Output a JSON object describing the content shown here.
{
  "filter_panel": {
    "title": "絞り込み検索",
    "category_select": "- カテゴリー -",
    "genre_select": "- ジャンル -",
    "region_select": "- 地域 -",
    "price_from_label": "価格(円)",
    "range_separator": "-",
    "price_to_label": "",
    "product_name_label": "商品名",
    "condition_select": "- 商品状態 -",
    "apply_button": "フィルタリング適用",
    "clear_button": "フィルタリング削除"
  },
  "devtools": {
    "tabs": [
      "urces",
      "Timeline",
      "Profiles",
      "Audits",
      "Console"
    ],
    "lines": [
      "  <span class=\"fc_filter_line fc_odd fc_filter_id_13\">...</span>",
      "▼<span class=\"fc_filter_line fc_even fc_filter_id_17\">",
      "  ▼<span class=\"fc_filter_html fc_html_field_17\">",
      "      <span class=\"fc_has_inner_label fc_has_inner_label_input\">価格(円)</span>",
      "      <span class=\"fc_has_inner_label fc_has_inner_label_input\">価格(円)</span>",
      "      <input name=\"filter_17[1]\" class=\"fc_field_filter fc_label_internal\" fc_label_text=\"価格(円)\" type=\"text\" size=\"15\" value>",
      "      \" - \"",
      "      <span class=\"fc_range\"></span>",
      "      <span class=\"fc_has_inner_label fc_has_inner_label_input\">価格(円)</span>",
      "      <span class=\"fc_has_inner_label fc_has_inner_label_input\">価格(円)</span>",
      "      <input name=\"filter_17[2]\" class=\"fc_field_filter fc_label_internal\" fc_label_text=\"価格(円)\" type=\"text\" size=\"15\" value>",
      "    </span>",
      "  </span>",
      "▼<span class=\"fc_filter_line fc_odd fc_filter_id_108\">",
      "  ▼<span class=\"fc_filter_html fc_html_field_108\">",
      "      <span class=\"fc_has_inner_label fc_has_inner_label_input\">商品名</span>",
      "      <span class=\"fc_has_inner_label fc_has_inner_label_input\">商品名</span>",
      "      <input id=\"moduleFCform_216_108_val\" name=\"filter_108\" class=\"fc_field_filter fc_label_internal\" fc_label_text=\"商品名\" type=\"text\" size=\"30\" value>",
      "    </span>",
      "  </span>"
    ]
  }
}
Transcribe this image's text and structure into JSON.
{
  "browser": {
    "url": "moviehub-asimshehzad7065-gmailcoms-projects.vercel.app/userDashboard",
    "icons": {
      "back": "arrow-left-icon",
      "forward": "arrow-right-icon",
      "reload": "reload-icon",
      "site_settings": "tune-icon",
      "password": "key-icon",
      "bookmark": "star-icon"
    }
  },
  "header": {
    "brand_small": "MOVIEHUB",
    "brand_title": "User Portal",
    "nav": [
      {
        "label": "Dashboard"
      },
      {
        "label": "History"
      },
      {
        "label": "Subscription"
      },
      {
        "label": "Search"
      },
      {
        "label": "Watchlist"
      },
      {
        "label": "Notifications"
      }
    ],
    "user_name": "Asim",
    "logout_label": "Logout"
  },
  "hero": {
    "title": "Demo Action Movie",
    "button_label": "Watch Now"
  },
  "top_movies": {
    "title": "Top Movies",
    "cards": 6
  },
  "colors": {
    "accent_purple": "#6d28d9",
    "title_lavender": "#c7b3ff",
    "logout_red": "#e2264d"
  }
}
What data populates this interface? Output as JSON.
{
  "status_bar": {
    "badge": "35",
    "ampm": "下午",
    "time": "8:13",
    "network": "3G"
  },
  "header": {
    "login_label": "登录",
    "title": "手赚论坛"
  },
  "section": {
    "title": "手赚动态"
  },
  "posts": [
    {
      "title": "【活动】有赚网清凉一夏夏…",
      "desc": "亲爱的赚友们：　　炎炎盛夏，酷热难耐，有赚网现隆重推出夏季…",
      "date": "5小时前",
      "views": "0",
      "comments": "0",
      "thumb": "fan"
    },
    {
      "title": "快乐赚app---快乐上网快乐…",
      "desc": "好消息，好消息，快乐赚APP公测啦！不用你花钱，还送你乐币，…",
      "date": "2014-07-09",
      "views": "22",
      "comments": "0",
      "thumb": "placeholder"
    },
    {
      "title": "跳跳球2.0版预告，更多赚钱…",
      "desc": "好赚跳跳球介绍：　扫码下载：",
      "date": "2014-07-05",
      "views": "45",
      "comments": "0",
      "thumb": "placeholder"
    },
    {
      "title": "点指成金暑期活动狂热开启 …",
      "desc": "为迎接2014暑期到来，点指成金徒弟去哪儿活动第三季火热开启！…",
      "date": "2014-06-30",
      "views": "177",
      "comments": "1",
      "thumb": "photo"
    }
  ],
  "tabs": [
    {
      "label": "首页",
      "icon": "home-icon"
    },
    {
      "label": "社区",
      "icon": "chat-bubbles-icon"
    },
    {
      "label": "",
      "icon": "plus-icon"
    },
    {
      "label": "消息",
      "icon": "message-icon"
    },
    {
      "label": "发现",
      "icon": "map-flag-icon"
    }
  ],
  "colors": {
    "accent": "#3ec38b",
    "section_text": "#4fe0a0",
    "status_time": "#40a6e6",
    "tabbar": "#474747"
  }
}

Task directions =>
Check each line of the records for "date" and copy the ones that contain it.

Answer in full =>
      "date": "5小时前",
      "date": "2014-07-09",
      "date": "2014-07-05",
      "date": "2014-06-30",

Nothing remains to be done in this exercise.